* _Source document_
§ §

One particular form of thermal ink jet printer is described in U.S. Pat. No. 4,638,337. That printer is of the carriage type and has a plurality of printheads, each with its own ink supply reservoir, mounted on a reciprocating carriage. Such a plurality of printheads may be used for color printing, each printhead having a different color of ink. The nozzles in each printhead are aligned substantially perpendicularly to the line of movement of the carriage and a swath of information is printed on a stationary recording medium as the carriage is moved in one direction. The recording medium is then stepped, perpendicularly to the line of carriage movement, by a distance equal to the width of the printed swath. The carriage is then moved in the reverse direction to print another swath of information.

§ §

* _Task directions_
Quote the passage on carriage-type thermal ink jet printers in full, word for word. The records have no connection to the passage on carriage-type thermal ink jet printers.

* _Dataset entries_
§ §

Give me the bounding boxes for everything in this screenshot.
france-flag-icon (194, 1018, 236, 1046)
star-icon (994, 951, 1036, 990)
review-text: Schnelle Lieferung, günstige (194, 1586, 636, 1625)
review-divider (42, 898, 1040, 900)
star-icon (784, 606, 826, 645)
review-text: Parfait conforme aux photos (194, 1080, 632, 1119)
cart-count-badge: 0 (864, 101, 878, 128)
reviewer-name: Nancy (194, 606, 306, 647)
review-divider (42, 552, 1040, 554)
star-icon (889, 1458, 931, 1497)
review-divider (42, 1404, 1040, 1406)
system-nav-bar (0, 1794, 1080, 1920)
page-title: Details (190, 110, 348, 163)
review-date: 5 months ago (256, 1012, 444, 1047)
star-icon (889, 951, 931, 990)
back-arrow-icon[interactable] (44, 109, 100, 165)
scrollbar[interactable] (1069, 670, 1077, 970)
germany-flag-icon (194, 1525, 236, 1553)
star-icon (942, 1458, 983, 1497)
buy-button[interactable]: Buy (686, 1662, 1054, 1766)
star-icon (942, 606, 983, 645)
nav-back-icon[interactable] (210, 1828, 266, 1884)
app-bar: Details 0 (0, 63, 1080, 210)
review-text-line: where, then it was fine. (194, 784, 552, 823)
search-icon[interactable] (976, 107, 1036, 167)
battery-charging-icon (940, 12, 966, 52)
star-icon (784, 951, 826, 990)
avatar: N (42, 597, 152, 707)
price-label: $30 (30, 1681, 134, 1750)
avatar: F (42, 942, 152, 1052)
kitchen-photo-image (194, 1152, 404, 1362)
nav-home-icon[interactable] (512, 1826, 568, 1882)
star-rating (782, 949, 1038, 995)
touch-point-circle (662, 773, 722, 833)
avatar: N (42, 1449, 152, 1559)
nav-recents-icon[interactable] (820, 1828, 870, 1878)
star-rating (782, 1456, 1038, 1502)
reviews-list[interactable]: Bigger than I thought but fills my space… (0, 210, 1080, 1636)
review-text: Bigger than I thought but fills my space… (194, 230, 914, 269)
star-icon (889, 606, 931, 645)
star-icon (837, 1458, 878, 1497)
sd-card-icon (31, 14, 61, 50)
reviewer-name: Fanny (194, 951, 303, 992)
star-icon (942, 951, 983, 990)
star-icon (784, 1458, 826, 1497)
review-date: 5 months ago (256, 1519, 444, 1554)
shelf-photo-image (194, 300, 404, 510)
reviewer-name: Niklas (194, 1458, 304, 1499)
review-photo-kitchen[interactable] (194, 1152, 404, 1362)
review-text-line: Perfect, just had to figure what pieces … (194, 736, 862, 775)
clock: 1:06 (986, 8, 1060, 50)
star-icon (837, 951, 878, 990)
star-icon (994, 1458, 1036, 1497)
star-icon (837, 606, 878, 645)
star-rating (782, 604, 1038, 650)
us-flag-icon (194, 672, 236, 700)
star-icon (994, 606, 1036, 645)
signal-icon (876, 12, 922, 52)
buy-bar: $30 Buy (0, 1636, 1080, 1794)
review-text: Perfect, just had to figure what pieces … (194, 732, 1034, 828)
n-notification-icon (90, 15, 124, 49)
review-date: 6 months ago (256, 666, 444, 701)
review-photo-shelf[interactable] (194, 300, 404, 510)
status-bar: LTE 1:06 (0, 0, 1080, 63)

§ §

* _Problem solution_
One particular form of thermal ink jet printer is described in U.S. Pat. No. 4,638,337. That printer is of the carriage type and has a plurality of printheads, each with its own ink supply reservoir, mounted on a reciprocating carriage. Such a plurality of printheads may be used for color printing, each printhead having a different color of ink. The nozzles in each printhead are aligned substantially perpendicularly to the line of movement of the carriage and a swath of information is printed on a stationary recording medium as the carriage is moved in one direction. The recording medium is then stepped, perpendicularly to the line of carriage movement, by a distance equal to the width of the printed swath. The carriage is then moved in the reverse direction to print another swath of information.